* WRITTEN TASK: All of the data that follows should be retyped exactly, please, except the pictures.

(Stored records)
• • • • • • •
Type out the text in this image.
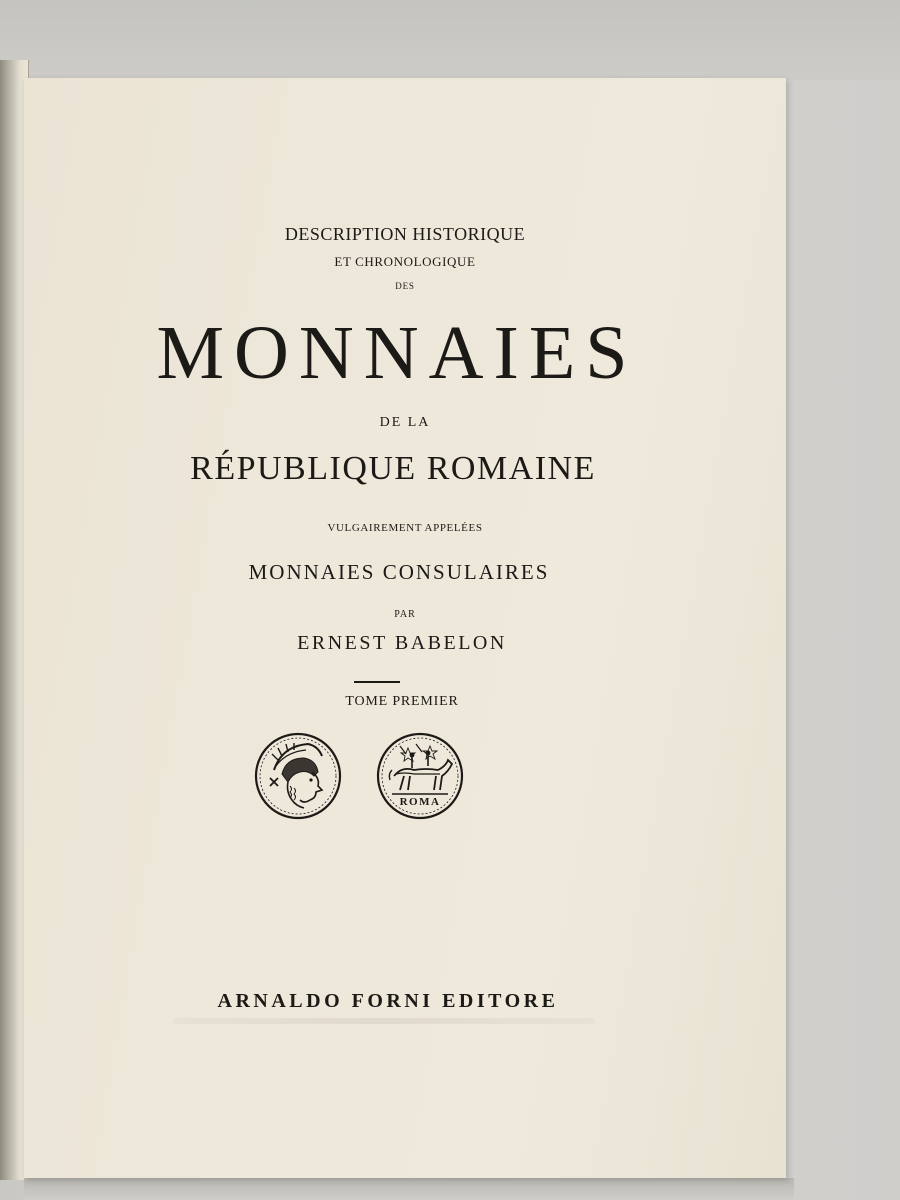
DESCRIPTION HISTORIQUE
ET CHRONOLOGIQUE
DES
MONNAIES
DE LA
RÉPUBLIQUE ROMAINE
VULGAIREMENT APPELÉES
MONNAIES CONSULAIRES
PAR
ERNEST BABELON
TOME PREMIER
ROMA
ARNALDO FORNI EDITORE
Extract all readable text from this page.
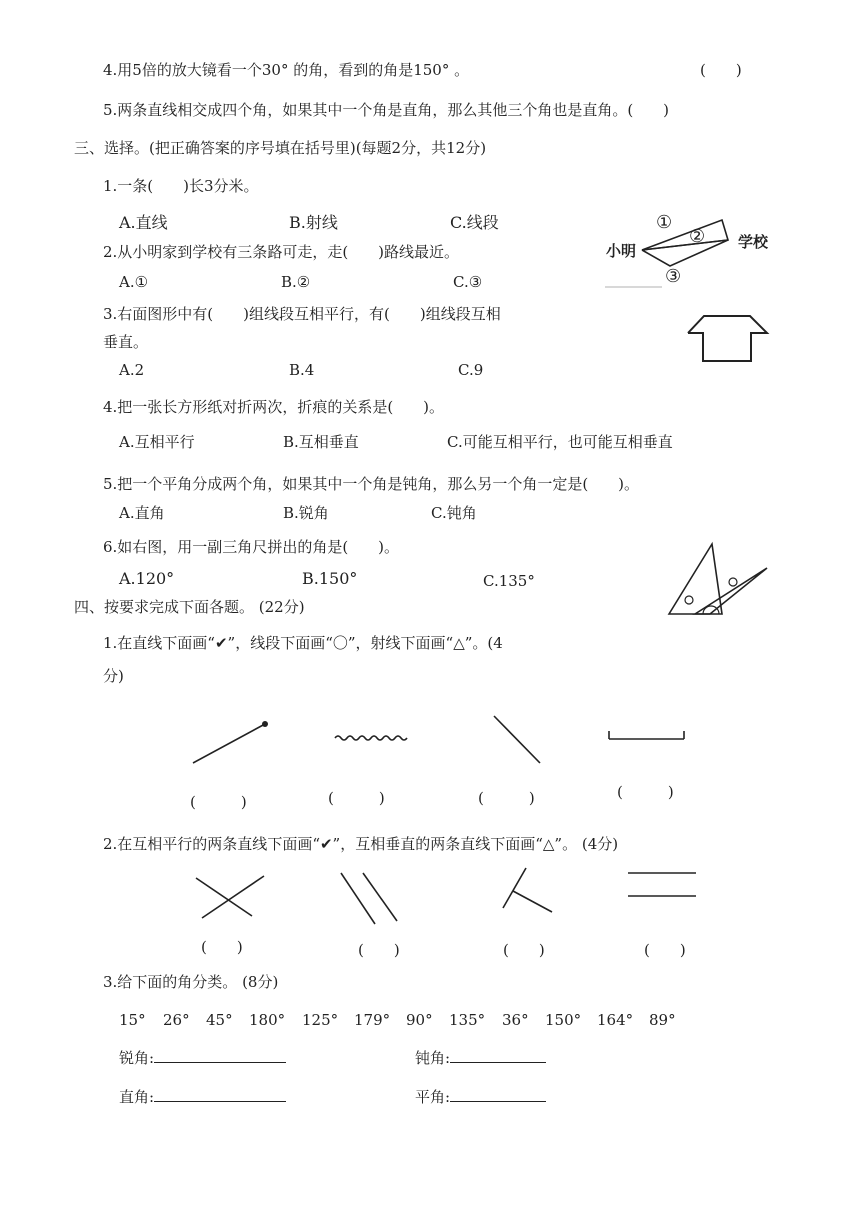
4.用5倍的放大镜看一个30° 的角，看到的角是150° 。	(　　)
5.两条直线相交成四个角，如果其中一个角是直角，那么其他三个角也是直角。(　　)
三、选择。(把正确答案的序号填在括号里)(每题2分，共12分)
1.一条(　　)长3分米。
A.直线	B.射线	C.线段
2.从小明家到学校有三条路可走，走(　　)路线最近。
A.①	B.②	C.③
小明	学校
①
②
③
3.右面图形中有(　　)组线段互相平行，有(　　)组线段互相
垂直。
A.2	B.4	C.9
4.把一张长方形纸对折两次，折痕的关系是(　　)。
A.互相平行	B.互相垂直	C.可能互相平行，也可能互相垂直
5.把一个平角分成两个角，如果其中一个角是钝角，那么另一个角一定是(　　)。
A.直角	B.锐角	C.钝角
6.如右图，用一副三角尺拼出的角是(　　)。
A.120°	B.150°	C.135°
四、按要求完成下面各题。 (22分)
1.在直线下面画“✔”，线段下面画“〇”，射线下面画“△”。(4
分)
(　　　)	(　　　)	(　　　)	(　　　)
2.在互相平行的两条直线下面画“✔”，互相垂直的两条直线下面画“△”。 (4分)
(　　)	(　　)	(　　)	(　　)
3.给下面的角分类。 (8分)
15° 26° 45° 180° 125° 179° 90° 135° 36° 150° 164° 89°
锐角:	钝角:
直角:	平角:
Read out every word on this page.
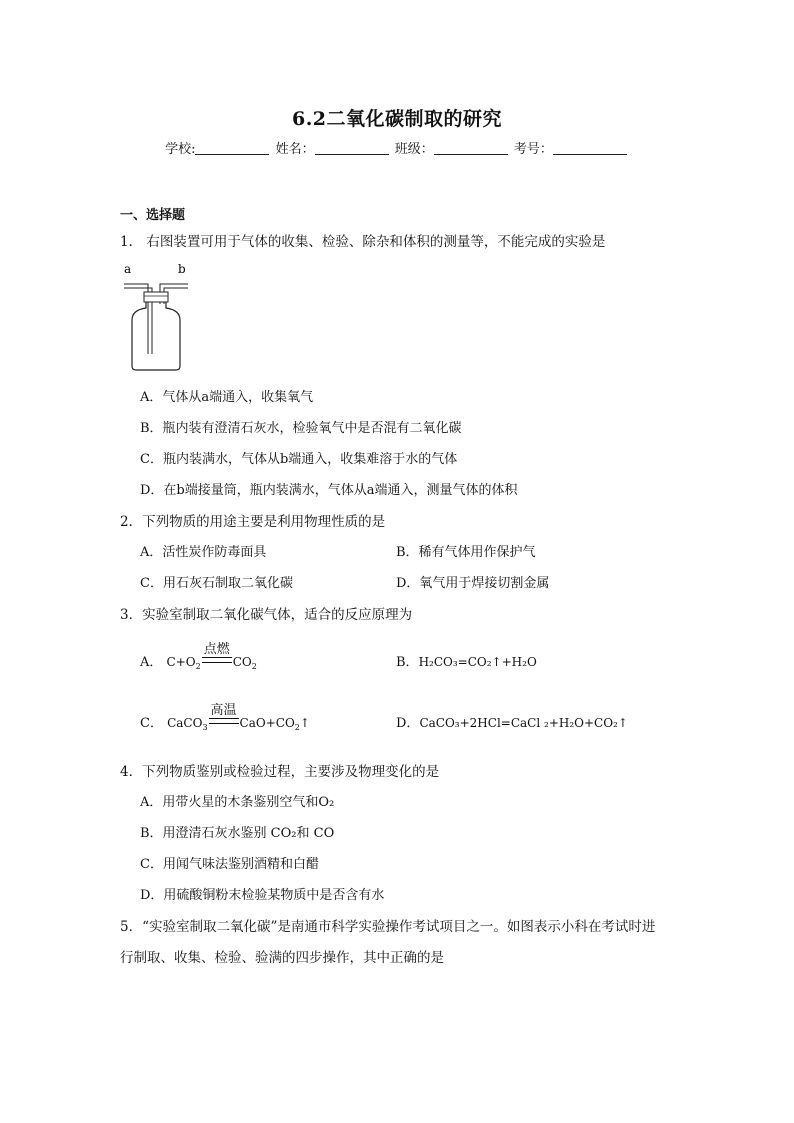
6.2二氧化碳制取的研究
学校:	姓名：	班级：	考号：
一、选择题
1． 右图装置可用于气体的收集、检验、除杂和体积的测量等，不能完成的实验是
a	b
A．气体从a端通入，收集氧气
B．瓶内装有澄清石灰水，检验氧气中是否混有二氧化碳
C．瓶内装满水，气体从b端通入，收集难溶于水的气体
D．在b端接量筒，瓶内装满水，气体从a端通入，测量气体的体积
2．下列物质的用途主要是利用物理性质的是
A．活性炭作防毒面具	B．稀有气体用作保护气
C．用石灰石制取二氧化碳	D．氧气用于焊接切割金属
3．实验室制取二氧化碳气体，适合的反应原理为
A． $C+O_2$
点燃
$CO_2$	B．H₂CO₃=CO₂↑+H₂O
C． CaCO$_3$
高温
$CaO+CO_2↑$	D．CaCO₃+2HCl=CaCl ₂+H₂O+CO₂↑
4．下列物质鉴别或检验过程，主要涉及物理变化的是
A．用带火星的木条鉴别空气和O₂
B．用澄清石灰水鉴别 CO₂和 CO
C．用闻气味法鉴别酒精和白醋
D．用硫酸铜粉末检验某物质中是否含有水
5．“实验室制取二氧化碳”是南通市科学实验操作考试项目之一。如图表示小科在考试时进
行制取、收集、检验、验满的四步操作，其中正确的是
• • • • • • •
* RESULT:
Type out the text in this image.
DESCRIPTION HISTORIQUE
ET CHRONOLOGIQUE
DES
MONNAIES
DE LA
RÉPUBLIQUE ROMAINE
VULGAIREMENT APPELÉES
MONNAIES CONSULAIRES
PAR
ERNEST BABELON
TOME PREMIER
ROMA
ARNALDO FORNI EDITORE
Extract all readable text from this page.
4.用5倍的放大镜看一个30° 的角，看到的角是150° 。	(　　)
5.两条直线相交成四个角，如果其中一个角是直角，那么其他三个角也是直角。(　　)
三、选择。(把正确答案的序号填在括号里)(每题2分，共12分)
1.一条(　　)长3分米。
A.直线	B.射线	C.线段
2.从小明家到学校有三条路可走，走(　　)路线最近。
A.①	B.②	C.③
小明	学校
①
②
③
3.右面图形中有(　　)组线段互相平行，有(　　)组线段互相
垂直。
A.2	B.4	C.9
4.把一张长方形纸对折两次，折痕的关系是(　　)。
A.互相平行	B.互相垂直	C.可能互相平行，也可能互相垂直
5.把一个平角分成两个角，如果其中一个角是钝角，那么另一个角一定是(　　)。
A.直角	B.锐角	C.钝角
6.如右图，用一副三角尺拼出的角是(　　)。
A.120°	B.150°	C.135°
四、按要求完成下面各题。 (22分)
1.在直线下面画“✔”，线段下面画“〇”，射线下面画“△”。(4
分)
(　　　)	(　　　)	(　　　)	(　　　)
2.在互相平行的两条直线下面画“✔”，互相垂直的两条直线下面画“△”。 (4分)
(　　)	(　　)	(　　)	(　　)
3.给下面的角分类。 (8分)
15° 26° 45° 180° 125° 179° 90° 135° 36° 150° 164° 89°
锐角:	钝角:
直角:	平角:
Read out every word on this page.
6.2二氧化碳制取的研究
学校:	姓名：	班级：	考号：
一、选择题
1． 右图装置可用于气体的收集、检验、除杂和体积的测量等，不能完成的实验是
a	b
A．气体从a端通入，收集氧气
B．瓶内装有澄清石灰水，检验氧气中是否混有二氧化碳
C．瓶内装满水，气体从b端通入，收集难溶于水的气体
D．在b端接量筒，瓶内装满水，气体从a端通入，测量气体的体积
2．下列物质的用途主要是利用物理性质的是
A．活性炭作防毒面具	B．稀有气体用作保护气
C．用石灰石制取二氧化碳	D．氧气用于焊接切割金属
3．实验室制取二氧化碳气体，适合的反应原理为
A． $C+O_2$
点燃
$CO_2$	B．H₂CO₃=CO₂↑+H₂O
C． CaCO$_3$
高温
$CaO+CO_2↑$	D．CaCO₃+2HCl=CaCl ₂+H₂O+CO₂↑
4．下列物质鉴别或检验过程，主要涉及物理变化的是
A．用带火星的木条鉴别空气和O₂
B．用澄清石灰水鉴别 CO₂和 CO
C．用闻气味法鉴别酒精和白醋
D．用硫酸铜粉末检验某物质中是否含有水
5．“实验室制取二氧化碳”是南通市科学实验操作考试项目之一。如图表示小科在考试时进
行制取、收集、检验、验满的四步操作，其中正确的是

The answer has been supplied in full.